▶ Task details: Please say whether each statement below agrees with the post on neoclassical economics, answering yes or no and quoting the words of the post that decide it. 1. Physicists often assume zero friction to focus on other properties of motion. 2. The subjects studied in physics change after physicists study them. 3. The author argues that the simplifying assumptions of neoclassical economists should not be criticized.

▶ Supplied passage:
<<<<

Yes, The Assumptions Of Neoclassical Economics Are Unrealistic; And Yes, You Are Allowed To Criticize Them

According to popular rhetoric, there are ways to criticize neoclassical economics, and then there are ways not to criticize neoclassical economics. A big No-No, the experts say, is the argument that the profession is flawed because its assumptions are too unrealistic.

Economists recognize that their assumptions are unrealistic. Most, I hope, can see that a Walrasian general equilibrium is not something that actually exists in the real world. Nevertheless, they still think it is a useful simplification that can yield valuable insights, a perfectly reasonable position to be sure. After all, this is how science is supposed to work: simplifying assumptions need to be made in order to make models tractable. Physicists do this all the time. For example, they often need to assume “zero friction” in order to zoom in on other, perhaps more interesting, properties of motion. Anyone criticizing neoclassical economics for using simplifying assumptions is therefore usually seen as ignorant for not understanding the scientific method.

But allow me to argue the opposite in this post: namely, that one can – and indeed one should – criticize the simplifying assumptions that neoclassical economists make. Why? Well, because economics is different than physics of course!

The subjects studied in physics – e.g., atoms, planetary masses, etc. – do not change after physicists study them. The same is not true in economics. When economists model social phenomena, they’re not just describing “what is,” as they so often proclaim. On the contrary, by modeling social phenomena, economists actually end up changing what is.

>>>>

Element and region data:

<<<<

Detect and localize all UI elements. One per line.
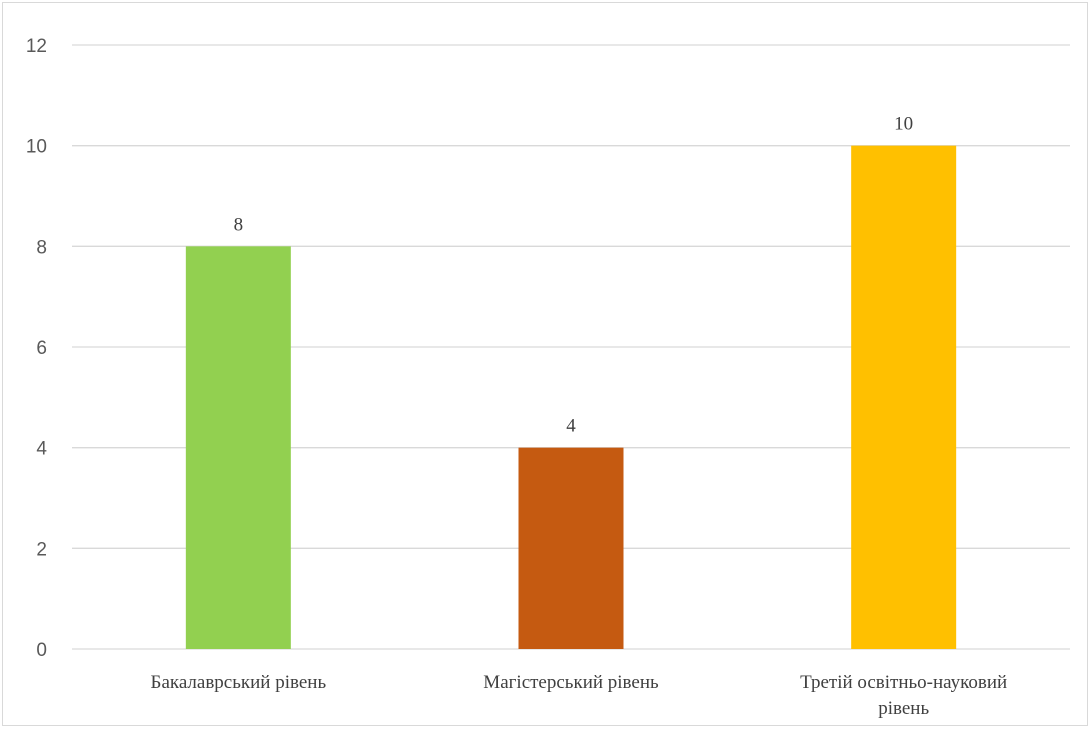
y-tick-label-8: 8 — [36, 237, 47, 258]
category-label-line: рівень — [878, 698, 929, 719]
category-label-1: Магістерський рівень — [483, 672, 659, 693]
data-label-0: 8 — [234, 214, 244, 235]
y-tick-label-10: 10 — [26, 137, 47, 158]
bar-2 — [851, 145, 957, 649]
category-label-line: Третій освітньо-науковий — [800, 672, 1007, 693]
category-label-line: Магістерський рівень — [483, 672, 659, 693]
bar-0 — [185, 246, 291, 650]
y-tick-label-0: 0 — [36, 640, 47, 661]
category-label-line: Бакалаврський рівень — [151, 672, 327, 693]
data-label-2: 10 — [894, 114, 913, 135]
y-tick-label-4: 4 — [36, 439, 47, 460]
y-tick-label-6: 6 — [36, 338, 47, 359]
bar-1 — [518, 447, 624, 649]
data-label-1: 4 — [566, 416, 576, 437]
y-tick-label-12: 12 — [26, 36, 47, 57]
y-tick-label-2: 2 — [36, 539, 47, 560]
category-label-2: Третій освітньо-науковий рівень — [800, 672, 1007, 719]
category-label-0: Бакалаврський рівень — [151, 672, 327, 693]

>>>>

▶ Task response:
1. Yes: "they often need to assume “zero friction” in order to zoom in on other, perhaps more interesting, properties of motion."
2. No: "The subjects studied in physics – e.g., atoms, planetary masses, etc. – do not change after physicists study them."
3. No: "one can – and indeed one should – criticize the simplifying assumptions that neoclassical economists make."